**Task objective:**
Pick out the lines below that include the string "fullname".

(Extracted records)
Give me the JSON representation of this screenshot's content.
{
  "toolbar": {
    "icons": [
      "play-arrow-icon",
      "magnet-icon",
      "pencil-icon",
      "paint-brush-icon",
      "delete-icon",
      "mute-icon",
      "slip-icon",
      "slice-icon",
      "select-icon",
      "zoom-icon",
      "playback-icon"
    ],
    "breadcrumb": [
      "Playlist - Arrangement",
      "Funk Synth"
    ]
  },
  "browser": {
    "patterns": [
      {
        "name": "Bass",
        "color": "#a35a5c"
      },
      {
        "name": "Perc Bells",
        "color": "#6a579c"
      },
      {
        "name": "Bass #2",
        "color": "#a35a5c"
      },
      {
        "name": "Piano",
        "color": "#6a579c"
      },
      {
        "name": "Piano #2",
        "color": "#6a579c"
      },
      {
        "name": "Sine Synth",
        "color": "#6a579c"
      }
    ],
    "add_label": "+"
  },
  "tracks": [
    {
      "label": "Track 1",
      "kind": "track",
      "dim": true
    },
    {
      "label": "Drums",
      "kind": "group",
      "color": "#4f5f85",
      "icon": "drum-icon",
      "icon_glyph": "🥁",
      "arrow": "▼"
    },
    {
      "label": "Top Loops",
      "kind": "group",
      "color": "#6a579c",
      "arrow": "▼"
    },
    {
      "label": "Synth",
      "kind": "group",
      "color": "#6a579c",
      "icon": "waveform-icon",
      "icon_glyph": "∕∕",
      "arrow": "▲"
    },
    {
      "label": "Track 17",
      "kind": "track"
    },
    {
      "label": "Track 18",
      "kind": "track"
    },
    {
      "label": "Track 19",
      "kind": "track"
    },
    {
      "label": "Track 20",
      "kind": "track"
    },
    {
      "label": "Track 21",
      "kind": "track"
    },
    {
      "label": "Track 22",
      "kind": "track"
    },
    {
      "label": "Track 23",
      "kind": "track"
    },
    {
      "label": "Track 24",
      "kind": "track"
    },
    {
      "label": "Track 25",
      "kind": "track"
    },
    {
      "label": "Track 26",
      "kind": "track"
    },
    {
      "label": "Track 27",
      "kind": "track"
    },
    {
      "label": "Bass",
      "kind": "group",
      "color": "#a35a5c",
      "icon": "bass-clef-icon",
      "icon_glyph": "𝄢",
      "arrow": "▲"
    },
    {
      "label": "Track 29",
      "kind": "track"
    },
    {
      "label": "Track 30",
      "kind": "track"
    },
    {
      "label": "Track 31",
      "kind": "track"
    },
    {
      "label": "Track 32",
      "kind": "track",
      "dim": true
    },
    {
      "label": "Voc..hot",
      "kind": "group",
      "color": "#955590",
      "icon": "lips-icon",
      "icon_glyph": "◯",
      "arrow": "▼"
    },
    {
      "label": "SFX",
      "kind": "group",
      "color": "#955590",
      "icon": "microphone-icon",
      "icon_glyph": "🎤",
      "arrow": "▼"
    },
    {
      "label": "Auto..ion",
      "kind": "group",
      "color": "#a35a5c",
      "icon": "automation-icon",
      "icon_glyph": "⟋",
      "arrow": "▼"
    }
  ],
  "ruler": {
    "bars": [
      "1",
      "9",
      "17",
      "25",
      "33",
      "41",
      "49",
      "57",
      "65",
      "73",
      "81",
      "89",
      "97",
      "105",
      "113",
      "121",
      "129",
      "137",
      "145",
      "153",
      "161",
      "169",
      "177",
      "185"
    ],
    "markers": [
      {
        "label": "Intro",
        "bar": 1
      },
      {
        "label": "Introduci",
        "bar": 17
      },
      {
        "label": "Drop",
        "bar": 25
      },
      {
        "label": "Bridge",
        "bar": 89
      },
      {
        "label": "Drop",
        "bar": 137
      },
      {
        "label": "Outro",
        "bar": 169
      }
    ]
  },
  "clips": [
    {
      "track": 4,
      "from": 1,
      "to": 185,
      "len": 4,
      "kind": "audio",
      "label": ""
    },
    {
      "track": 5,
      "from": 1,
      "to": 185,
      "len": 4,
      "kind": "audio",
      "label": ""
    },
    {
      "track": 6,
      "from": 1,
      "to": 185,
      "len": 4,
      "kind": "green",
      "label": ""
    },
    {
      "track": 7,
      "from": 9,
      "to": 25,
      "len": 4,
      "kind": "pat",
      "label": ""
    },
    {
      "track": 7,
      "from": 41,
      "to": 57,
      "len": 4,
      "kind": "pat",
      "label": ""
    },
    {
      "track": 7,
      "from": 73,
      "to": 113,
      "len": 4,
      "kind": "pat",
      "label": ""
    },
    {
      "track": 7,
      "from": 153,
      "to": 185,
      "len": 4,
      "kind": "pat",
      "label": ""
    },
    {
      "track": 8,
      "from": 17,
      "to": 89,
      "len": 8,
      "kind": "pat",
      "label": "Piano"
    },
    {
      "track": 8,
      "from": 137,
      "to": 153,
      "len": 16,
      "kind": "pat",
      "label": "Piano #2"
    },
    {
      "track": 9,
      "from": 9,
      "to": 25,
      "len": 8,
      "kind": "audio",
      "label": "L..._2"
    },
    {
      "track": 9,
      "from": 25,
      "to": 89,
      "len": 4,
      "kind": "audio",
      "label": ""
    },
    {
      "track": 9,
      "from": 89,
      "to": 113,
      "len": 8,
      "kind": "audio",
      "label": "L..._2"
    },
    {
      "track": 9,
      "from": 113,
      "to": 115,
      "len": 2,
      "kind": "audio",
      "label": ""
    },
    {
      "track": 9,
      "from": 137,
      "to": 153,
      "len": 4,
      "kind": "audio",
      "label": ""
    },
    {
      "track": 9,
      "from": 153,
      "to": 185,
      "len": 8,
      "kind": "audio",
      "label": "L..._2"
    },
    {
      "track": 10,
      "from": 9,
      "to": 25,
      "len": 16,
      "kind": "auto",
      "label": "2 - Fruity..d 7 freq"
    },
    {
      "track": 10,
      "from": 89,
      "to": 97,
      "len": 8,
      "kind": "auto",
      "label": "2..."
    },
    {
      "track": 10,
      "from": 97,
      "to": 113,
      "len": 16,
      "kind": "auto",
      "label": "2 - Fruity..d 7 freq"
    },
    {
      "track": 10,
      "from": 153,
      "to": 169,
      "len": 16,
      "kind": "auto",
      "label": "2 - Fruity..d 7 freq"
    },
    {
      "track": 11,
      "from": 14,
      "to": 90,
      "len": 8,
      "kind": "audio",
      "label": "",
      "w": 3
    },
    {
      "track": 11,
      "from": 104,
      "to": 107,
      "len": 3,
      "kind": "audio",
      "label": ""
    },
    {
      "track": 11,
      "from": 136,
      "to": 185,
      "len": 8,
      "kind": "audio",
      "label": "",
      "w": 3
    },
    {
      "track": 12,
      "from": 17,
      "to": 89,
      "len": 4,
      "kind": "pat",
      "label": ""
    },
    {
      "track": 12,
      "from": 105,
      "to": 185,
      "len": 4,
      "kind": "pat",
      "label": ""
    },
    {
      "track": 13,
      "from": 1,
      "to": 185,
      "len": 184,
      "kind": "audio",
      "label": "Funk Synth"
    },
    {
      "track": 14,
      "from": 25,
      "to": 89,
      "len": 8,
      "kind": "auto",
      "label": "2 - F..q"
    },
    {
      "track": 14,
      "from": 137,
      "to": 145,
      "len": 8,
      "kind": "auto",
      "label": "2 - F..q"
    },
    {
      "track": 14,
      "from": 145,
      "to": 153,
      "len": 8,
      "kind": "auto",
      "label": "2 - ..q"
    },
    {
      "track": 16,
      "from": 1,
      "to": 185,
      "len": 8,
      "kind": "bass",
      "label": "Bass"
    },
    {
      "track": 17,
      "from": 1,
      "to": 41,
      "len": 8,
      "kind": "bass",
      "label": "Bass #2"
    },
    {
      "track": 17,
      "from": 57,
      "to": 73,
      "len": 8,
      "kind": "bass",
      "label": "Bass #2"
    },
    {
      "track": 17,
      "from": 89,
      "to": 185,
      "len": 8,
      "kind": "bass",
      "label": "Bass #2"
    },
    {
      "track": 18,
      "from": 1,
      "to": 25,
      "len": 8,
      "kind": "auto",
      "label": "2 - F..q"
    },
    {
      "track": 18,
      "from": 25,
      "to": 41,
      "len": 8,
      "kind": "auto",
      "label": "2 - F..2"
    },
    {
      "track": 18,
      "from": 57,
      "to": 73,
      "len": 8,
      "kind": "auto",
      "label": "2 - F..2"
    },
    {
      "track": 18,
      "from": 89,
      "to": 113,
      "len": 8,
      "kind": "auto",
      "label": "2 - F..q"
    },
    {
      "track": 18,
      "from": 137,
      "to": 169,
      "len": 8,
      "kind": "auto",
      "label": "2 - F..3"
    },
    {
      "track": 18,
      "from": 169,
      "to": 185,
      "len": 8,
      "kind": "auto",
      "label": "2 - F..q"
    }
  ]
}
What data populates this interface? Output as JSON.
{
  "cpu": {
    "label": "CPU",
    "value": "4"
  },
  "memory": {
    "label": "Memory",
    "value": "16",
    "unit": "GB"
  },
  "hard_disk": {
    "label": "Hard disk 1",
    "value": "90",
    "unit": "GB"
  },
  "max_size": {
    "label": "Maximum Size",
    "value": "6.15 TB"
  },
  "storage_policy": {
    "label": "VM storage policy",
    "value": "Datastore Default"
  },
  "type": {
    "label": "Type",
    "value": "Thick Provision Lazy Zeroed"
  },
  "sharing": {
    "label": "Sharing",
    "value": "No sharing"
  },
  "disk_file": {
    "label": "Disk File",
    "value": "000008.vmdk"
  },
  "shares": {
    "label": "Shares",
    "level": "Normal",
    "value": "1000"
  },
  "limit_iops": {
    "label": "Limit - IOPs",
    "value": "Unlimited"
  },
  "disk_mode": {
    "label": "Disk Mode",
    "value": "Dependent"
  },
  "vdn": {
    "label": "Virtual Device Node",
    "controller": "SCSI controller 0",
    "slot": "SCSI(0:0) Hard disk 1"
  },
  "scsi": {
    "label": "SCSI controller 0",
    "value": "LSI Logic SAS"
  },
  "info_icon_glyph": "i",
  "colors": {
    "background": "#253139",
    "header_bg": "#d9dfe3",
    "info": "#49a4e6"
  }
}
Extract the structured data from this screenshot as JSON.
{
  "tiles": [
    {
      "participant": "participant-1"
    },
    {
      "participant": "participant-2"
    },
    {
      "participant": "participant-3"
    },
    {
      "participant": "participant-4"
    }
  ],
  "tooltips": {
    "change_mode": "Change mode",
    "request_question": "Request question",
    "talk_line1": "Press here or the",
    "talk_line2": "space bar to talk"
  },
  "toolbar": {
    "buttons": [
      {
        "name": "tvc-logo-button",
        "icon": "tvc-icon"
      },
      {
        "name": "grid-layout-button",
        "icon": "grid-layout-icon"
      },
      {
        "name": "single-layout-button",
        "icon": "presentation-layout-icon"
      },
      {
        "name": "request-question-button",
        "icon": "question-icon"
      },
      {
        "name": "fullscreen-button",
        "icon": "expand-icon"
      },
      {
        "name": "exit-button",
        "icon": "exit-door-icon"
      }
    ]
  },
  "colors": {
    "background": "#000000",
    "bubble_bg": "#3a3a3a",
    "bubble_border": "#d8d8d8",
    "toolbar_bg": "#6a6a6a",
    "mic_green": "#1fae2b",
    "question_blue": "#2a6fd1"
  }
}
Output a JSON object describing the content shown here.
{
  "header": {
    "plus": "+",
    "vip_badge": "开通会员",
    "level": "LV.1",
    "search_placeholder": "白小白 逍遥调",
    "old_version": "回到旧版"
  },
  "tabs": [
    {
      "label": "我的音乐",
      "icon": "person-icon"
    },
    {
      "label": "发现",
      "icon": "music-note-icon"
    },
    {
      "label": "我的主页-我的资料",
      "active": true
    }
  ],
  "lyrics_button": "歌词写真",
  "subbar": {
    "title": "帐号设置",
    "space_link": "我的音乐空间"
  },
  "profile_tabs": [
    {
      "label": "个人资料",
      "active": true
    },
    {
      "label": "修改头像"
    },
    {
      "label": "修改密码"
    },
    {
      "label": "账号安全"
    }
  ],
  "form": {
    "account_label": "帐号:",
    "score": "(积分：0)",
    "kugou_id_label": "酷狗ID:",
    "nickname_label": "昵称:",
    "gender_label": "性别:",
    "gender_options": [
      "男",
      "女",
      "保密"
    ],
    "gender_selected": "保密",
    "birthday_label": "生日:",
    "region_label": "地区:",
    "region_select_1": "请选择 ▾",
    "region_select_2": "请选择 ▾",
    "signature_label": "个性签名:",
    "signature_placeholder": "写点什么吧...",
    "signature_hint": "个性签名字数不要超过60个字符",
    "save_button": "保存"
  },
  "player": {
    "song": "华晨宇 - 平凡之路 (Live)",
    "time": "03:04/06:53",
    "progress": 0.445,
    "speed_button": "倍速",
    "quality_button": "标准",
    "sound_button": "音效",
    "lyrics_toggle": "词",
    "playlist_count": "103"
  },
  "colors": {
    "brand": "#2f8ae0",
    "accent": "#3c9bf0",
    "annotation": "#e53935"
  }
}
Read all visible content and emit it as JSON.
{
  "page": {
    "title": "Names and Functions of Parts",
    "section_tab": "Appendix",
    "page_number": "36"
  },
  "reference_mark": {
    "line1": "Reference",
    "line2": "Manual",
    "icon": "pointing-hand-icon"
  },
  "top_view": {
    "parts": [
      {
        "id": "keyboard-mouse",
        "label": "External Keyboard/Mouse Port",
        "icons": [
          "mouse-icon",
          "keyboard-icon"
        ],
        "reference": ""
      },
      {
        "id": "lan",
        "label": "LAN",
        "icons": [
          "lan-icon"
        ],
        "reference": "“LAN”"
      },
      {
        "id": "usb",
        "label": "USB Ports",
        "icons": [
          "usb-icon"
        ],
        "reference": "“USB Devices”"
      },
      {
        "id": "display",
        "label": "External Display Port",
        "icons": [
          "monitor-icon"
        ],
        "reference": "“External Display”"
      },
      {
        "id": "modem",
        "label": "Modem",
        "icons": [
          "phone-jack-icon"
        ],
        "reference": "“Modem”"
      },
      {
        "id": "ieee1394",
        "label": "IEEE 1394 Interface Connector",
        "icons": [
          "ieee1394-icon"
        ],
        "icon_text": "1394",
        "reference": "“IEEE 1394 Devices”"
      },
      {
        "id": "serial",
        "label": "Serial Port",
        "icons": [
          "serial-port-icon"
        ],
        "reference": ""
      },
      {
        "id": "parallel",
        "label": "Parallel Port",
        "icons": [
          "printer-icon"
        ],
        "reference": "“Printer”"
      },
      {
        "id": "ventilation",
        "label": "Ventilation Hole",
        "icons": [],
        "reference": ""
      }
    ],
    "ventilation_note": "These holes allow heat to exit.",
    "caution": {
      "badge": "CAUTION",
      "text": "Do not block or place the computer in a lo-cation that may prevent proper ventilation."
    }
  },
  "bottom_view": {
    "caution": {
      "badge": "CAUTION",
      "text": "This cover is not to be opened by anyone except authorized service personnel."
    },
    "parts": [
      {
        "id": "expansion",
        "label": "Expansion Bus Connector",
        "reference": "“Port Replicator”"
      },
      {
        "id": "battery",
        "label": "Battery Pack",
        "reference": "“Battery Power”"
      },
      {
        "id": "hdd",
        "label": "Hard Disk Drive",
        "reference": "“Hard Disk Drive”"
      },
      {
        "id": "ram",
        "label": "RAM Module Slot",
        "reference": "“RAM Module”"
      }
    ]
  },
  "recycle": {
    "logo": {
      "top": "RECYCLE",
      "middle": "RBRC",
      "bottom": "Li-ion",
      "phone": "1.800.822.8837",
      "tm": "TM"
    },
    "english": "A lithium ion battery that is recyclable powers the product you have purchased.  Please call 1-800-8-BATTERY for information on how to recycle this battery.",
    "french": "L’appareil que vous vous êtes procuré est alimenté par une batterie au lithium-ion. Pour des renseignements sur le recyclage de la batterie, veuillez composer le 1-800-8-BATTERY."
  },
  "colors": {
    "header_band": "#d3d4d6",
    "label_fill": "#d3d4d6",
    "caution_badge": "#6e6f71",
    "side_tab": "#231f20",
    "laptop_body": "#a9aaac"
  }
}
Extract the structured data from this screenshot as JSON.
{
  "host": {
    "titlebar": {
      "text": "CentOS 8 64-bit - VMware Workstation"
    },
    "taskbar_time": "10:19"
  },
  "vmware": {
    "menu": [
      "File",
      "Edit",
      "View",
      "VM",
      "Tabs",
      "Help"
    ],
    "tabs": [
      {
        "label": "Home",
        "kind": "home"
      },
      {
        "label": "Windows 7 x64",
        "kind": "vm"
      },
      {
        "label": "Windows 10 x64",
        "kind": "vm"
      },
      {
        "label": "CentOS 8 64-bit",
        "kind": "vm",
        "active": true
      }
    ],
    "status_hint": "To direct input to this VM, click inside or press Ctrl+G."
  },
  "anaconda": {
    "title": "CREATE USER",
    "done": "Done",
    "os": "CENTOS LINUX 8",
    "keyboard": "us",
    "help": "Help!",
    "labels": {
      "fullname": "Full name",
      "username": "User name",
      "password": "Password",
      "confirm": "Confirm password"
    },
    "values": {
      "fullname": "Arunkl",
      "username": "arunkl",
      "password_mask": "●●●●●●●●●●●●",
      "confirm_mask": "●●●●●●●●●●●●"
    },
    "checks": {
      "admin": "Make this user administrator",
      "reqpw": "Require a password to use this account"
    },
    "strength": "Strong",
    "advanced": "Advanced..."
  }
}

**Right answer:**
      "fullname": "Full name",
      "fullname": "Arunkl",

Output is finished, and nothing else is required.